= Short task =
Restate the entries word for word, omitting nothing.

= Data entries =
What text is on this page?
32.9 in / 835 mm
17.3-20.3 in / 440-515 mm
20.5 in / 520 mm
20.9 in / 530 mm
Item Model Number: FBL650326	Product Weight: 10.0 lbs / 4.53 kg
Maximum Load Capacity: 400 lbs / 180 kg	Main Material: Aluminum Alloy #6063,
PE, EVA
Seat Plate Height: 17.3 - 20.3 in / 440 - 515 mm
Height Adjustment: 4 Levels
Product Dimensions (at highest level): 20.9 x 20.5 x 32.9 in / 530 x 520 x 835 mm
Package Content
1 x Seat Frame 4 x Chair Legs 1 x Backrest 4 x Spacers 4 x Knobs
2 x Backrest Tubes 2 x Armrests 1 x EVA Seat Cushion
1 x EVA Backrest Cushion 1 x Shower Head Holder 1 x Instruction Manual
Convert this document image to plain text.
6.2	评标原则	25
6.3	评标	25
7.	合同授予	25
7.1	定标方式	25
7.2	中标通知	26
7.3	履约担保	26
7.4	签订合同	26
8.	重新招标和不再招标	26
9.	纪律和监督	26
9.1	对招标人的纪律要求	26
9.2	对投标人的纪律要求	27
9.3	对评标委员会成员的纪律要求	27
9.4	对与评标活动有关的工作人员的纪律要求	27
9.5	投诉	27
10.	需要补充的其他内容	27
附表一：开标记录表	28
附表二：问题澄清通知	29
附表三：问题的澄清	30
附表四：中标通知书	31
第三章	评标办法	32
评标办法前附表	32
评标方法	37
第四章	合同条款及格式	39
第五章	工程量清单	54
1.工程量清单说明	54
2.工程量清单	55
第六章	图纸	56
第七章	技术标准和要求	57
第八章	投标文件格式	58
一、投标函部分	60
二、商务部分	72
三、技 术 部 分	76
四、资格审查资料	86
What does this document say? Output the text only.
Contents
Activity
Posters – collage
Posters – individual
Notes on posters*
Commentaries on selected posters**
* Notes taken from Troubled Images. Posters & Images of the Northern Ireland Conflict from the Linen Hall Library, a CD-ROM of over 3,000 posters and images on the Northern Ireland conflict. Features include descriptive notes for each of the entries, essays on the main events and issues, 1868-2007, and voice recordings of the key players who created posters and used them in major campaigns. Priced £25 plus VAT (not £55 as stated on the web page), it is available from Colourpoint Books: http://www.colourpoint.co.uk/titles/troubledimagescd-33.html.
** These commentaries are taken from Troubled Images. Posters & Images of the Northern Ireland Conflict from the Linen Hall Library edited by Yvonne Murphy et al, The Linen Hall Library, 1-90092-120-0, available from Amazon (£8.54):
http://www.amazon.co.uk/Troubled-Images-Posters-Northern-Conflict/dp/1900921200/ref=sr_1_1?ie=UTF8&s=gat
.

= Result of the task =
What text is on this page?
32.9 in / 835 mm
17.3-20.3 in / 440-515 mm
20.5 in / 520 mm
20.9 in / 530 mm
Item Model Number: FBL650326	Product Weight: 10.0 lbs / 4.53 kg
Maximum Load Capacity: 400 lbs / 180 kg	Main Material: Aluminum Alloy #6063,
PE, EVA
Seat Plate Height: 17.3 - 20.3 in / 440 - 515 mm
Height Adjustment: 4 Levels
Product Dimensions (at highest level): 20.9 x 20.5 x 32.9 in / 530 x 520 x 835 mm
Package Content
1 x Seat Frame 4 x Chair Legs 1 x Backrest 4 x Spacers 4 x Knobs
2 x Backrest Tubes 2 x Armrests 1 x EVA Seat Cushion
1 x EVA Backrest Cushion 1 x Shower Head Holder 1 x Instruction Manual
Convert this document image to plain text.
6.2	评标原则	25
6.3	评标	25
7.	合同授予	25
7.1	定标方式	25
7.2	中标通知	26
7.3	履约担保	26
7.4	签订合同	26
8.	重新招标和不再招标	26
9.	纪律和监督	26
9.1	对招标人的纪律要求	26
9.2	对投标人的纪律要求	27
9.3	对评标委员会成员的纪律要求	27
9.4	对与评标活动有关的工作人员的纪律要求	27
9.5	投诉	27
10.	需要补充的其他内容	27
附表一：开标记录表	28
附表二：问题澄清通知	29
附表三：问题的澄清	30
附表四：中标通知书	31
第三章	评标办法	32
评标办法前附表	32
评标方法	37
第四章	合同条款及格式	39
第五章	工程量清单	54
1.工程量清单说明	54
2.工程量清单	55
第六章	图纸	56
第七章	技术标准和要求	57
第八章	投标文件格式	58
一、投标函部分	60
二、商务部分	72
三、技 术 部 分	76
四、资格审查资料	86
What does this document say? Output the text only.
Contents
Activity
Posters – collage
Posters – individual
Notes on posters*
Commentaries on selected posters**
* Notes taken from Troubled Images. Posters & Images of the Northern Ireland Conflict from the Linen Hall Library, a CD-ROM of over 3,000 posters and images on the Northern Ireland conflict. Features include descriptive notes for each of the entries, essays on the main events and issues, 1868-2007, and voice recordings of the key players who created posters and used them in major campaigns. Priced £25 plus VAT (not £55 as stated on the web page), it is available from Colourpoint Books: http://www.colourpoint.co.uk/titles/troubledimagescd-33.html.
** These commentaries are taken from Troubled Images. Posters & Images of the Northern Ireland Conflict from the Linen Hall Library edited by Yvonne Murphy et al, The Linen Hall Library, 1-90092-120-0, available from Amazon (£8.54):
http://www.amazon.co.uk/Troubled-Images-Posters-Northern-Conflict/dp/1900921200/ref=sr_1_1?ie=UTF8&s=gat
.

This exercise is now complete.